SHORT EXERCISE: Copy every line of the records below that holds the word "type".

LISTING:
********

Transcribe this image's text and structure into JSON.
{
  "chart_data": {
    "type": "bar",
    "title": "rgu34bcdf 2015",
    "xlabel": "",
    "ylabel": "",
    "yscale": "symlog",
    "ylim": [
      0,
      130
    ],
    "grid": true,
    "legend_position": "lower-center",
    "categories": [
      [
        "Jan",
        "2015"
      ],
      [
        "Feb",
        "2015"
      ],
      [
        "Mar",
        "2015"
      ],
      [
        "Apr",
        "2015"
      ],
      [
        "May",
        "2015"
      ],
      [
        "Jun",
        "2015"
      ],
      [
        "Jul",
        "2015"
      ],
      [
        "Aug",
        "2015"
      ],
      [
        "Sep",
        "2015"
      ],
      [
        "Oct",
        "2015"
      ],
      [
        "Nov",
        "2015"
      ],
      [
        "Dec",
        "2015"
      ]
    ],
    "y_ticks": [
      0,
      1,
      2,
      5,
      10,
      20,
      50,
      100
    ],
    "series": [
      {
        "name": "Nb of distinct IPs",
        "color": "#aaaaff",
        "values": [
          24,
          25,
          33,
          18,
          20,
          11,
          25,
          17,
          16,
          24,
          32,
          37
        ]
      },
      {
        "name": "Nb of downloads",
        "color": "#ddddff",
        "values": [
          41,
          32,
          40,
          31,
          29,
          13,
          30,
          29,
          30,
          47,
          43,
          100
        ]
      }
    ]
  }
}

********

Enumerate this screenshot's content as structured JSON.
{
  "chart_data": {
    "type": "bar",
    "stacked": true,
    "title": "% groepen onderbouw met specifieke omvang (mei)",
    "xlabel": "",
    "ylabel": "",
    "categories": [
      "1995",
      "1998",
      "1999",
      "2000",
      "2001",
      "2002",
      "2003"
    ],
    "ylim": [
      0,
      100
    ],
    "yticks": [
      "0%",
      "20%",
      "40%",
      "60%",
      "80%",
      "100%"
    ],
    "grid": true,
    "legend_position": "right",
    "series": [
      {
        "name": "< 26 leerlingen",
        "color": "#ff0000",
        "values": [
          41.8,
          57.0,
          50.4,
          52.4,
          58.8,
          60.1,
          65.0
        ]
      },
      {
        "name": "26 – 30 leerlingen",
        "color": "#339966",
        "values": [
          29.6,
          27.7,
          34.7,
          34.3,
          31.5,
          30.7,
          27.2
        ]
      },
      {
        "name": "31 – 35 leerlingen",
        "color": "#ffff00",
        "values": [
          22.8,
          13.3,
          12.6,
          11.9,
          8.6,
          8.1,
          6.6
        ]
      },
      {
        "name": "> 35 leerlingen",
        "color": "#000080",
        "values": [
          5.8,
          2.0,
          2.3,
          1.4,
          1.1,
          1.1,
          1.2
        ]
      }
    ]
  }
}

********

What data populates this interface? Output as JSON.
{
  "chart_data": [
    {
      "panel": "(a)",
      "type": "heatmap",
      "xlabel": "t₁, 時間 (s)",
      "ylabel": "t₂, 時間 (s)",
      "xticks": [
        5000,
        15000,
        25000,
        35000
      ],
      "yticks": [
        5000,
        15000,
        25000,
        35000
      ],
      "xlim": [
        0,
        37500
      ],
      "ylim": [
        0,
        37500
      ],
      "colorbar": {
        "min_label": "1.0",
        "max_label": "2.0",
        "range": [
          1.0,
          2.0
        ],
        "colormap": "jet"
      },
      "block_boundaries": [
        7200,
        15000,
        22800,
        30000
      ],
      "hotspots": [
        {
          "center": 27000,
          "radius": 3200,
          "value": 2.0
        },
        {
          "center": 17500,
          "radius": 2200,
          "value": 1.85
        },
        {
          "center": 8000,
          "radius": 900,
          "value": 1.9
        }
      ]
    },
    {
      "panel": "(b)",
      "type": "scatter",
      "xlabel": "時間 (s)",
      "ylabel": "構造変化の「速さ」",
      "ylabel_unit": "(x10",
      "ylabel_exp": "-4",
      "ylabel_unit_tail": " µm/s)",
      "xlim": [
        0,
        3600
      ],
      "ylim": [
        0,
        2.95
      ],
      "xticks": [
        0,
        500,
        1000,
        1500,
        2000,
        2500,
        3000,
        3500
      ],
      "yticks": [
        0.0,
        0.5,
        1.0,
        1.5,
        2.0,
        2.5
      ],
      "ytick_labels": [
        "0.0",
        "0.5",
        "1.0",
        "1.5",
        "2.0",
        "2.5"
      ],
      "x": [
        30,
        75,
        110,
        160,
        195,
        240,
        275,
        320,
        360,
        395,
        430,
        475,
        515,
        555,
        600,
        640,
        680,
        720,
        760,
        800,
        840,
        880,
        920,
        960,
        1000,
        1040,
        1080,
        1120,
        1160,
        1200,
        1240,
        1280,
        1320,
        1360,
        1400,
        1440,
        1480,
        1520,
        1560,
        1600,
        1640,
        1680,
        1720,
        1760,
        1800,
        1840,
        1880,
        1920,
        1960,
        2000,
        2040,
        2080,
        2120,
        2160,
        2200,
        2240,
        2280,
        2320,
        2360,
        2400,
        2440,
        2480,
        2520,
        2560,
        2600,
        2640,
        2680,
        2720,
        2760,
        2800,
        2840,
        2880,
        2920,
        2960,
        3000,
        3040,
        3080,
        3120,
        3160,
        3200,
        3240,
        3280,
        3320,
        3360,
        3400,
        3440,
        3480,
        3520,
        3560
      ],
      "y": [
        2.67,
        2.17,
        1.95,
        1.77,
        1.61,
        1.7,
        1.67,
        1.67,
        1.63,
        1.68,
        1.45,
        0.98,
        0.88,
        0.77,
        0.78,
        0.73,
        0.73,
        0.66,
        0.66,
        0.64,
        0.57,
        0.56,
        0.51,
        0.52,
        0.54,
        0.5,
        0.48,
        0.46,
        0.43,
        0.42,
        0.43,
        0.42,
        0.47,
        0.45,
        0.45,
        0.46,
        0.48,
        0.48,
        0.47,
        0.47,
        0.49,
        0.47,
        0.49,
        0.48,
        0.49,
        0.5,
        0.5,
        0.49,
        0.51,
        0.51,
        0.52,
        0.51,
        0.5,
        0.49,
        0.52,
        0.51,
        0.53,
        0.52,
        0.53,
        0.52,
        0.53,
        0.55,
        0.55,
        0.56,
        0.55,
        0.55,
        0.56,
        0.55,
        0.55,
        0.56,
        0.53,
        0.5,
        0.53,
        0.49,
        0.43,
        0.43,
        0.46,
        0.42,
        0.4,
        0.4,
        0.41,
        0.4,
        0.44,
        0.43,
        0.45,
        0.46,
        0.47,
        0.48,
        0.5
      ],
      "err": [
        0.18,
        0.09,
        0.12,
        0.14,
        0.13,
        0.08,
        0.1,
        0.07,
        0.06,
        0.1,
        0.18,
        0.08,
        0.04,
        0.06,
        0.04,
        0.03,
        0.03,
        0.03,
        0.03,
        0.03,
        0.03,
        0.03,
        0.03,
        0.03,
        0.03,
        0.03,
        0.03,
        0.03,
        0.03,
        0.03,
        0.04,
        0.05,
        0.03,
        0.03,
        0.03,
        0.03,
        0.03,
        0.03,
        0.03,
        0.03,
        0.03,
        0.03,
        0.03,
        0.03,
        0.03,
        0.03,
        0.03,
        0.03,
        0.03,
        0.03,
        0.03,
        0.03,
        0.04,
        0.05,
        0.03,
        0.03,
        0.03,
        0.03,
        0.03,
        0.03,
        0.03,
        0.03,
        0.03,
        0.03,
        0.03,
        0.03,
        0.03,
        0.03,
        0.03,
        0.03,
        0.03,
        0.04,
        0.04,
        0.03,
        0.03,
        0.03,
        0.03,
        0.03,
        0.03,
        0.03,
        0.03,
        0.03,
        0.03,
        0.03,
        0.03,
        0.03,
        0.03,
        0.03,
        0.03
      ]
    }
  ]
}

********

FINAL ANSWER:
    "type": "bar",
    "type": "bar",
      "type": "heatmap",
      "type": "scatter",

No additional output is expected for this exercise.